**The request:**
Below is a listing. Gather each line of it that contains "JSON".

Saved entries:
========================

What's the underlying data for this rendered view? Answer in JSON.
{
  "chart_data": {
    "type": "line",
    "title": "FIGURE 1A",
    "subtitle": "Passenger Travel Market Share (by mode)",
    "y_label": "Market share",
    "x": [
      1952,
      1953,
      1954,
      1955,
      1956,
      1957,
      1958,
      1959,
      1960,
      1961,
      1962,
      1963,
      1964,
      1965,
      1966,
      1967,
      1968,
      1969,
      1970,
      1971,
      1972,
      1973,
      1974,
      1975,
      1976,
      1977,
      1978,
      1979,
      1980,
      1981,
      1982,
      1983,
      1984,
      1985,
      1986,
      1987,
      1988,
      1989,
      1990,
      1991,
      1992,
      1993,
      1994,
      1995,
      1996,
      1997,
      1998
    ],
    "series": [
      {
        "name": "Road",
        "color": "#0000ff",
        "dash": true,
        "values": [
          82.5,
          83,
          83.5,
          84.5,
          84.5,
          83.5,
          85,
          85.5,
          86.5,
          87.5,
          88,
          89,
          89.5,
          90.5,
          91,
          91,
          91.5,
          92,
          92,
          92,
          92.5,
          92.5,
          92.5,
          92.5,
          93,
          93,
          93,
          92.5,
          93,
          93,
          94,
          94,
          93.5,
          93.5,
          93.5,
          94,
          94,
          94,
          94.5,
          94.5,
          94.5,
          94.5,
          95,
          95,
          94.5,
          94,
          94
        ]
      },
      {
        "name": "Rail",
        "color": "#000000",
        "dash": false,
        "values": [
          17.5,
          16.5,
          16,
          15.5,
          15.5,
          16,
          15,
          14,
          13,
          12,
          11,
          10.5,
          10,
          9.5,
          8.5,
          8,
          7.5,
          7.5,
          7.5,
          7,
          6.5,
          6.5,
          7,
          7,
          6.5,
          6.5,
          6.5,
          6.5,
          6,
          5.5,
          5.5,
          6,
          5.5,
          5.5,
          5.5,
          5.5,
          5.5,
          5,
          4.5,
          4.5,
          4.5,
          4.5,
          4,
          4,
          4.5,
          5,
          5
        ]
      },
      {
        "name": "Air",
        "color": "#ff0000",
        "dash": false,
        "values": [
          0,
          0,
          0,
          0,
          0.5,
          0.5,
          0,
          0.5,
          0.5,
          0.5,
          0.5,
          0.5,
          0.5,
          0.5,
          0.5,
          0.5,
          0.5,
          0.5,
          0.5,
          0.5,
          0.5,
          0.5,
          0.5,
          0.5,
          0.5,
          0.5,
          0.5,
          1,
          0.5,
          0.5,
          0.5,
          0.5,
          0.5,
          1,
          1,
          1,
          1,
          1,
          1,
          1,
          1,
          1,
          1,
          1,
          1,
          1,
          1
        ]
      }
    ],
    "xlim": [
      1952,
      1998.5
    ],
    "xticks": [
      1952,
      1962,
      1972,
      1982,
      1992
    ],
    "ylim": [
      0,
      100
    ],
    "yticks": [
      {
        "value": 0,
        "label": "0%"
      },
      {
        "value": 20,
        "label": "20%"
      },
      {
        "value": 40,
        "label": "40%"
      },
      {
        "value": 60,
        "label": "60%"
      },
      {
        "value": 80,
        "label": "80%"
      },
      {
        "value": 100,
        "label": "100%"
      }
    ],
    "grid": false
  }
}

========================

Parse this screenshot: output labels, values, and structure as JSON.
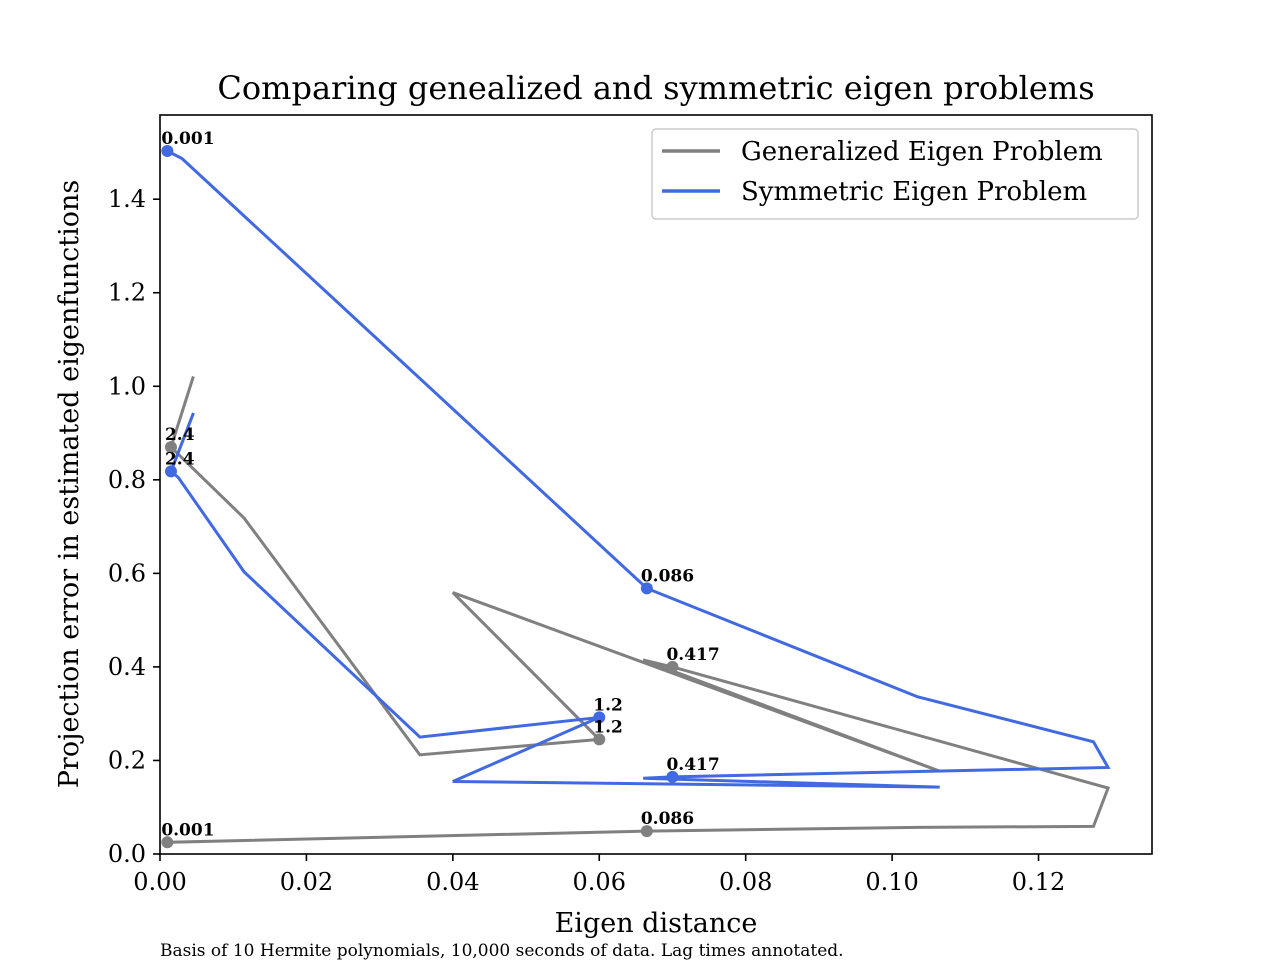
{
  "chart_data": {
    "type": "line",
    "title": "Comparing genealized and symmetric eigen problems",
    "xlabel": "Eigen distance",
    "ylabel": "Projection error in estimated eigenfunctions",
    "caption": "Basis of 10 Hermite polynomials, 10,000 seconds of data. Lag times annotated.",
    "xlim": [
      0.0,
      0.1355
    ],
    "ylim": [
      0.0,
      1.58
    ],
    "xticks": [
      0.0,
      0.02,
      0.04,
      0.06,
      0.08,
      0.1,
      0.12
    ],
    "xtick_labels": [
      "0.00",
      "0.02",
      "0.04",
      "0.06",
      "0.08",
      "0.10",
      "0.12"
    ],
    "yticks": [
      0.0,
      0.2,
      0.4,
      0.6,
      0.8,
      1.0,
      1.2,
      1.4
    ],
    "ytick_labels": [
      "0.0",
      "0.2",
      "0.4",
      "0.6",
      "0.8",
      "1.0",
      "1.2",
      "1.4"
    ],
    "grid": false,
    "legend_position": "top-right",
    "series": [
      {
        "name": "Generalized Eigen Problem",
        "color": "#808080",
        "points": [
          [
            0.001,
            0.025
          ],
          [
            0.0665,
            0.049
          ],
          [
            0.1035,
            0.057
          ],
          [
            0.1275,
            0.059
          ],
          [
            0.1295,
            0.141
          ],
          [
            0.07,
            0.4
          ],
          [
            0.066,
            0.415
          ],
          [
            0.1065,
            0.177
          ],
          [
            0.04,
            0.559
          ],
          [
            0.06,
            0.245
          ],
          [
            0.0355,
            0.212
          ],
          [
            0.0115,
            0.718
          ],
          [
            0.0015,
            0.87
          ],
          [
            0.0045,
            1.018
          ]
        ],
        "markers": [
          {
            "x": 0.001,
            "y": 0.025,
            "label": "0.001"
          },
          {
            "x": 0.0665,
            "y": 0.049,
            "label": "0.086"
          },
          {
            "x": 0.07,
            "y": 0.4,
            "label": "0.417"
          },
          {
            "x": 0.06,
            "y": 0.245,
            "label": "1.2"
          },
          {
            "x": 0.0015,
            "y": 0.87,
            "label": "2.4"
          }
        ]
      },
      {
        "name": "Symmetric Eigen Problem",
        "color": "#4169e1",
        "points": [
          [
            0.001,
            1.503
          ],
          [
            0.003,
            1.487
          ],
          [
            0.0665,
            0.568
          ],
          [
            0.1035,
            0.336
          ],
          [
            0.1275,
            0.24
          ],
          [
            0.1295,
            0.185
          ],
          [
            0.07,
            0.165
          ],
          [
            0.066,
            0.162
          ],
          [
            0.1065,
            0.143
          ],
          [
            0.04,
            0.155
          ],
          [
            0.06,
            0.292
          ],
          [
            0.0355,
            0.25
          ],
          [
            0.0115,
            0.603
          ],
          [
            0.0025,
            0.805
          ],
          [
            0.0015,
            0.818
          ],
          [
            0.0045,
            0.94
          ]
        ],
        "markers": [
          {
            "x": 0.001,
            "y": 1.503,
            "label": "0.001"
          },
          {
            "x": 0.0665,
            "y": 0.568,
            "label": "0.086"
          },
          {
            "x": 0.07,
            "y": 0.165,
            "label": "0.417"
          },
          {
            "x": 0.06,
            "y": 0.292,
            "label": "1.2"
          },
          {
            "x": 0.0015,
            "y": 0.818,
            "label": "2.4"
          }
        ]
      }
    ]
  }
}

========================

**Solution below:**
What's the underlying data for this rendered view? Answer in JSON.
Parse this screenshot: output labels, values, and structure as JSON.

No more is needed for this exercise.